#### [The request]
Look through the lines below and extract each one that contains "icon".

Records excerpted from a collection:
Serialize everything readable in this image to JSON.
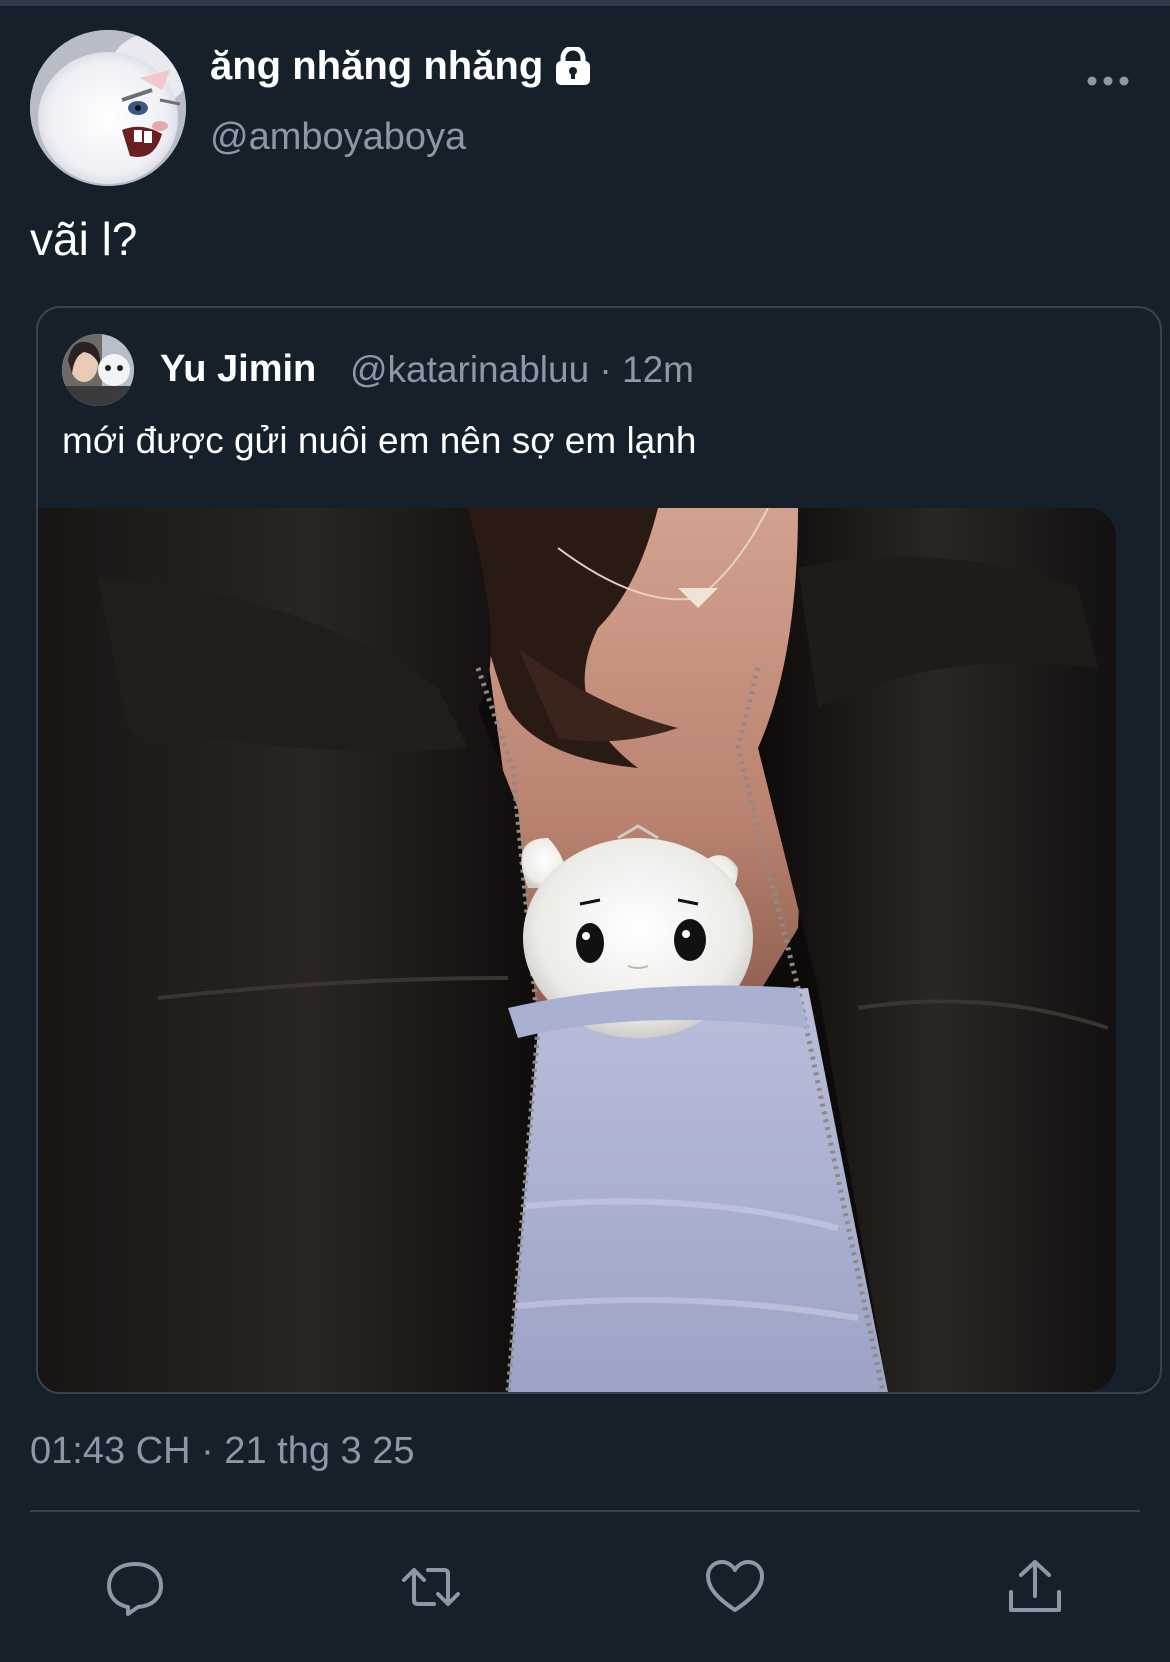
{
  "tweet": {
    "author": {
      "display_name": "ăng nhăng nhăng",
      "handle": "@amboyaboya",
      "protected_icon": "lock-icon",
      "avatar_desc": "angry-white-bunny-avatar"
    },
    "text": "vãi l?",
    "menu_icon": "more-dots-icon",
    "timestamp": "01:43 CH · 21 thg 3 25"
  },
  "quote": {
    "author": {
      "display_name": "Yu Jimin",
      "handle_time": "@katarinabluu · 12m"
    },
    "text": "mới được gửi nuôi em nên sợ em lạnh"
  },
  "actions": {
    "reply_icon": "reply-icon",
    "retweet_icon": "retweet-icon",
    "like_icon": "heart-icon",
    "share_icon": "share-icon"
  },
  "colors": {
    "background": "#15202b",
    "secondary_text": "#8b98a5",
    "border": "#38444d"
  }
}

#### [Completed exercise]
      "protected_icon": "lock-icon",
    "menu_icon": "more-dots-icon",
    "reply_icon": "reply-icon",
    "retweet_icon": "retweet-icon",
    "like_icon": "heart-icon",
    "share_icon": "share-icon"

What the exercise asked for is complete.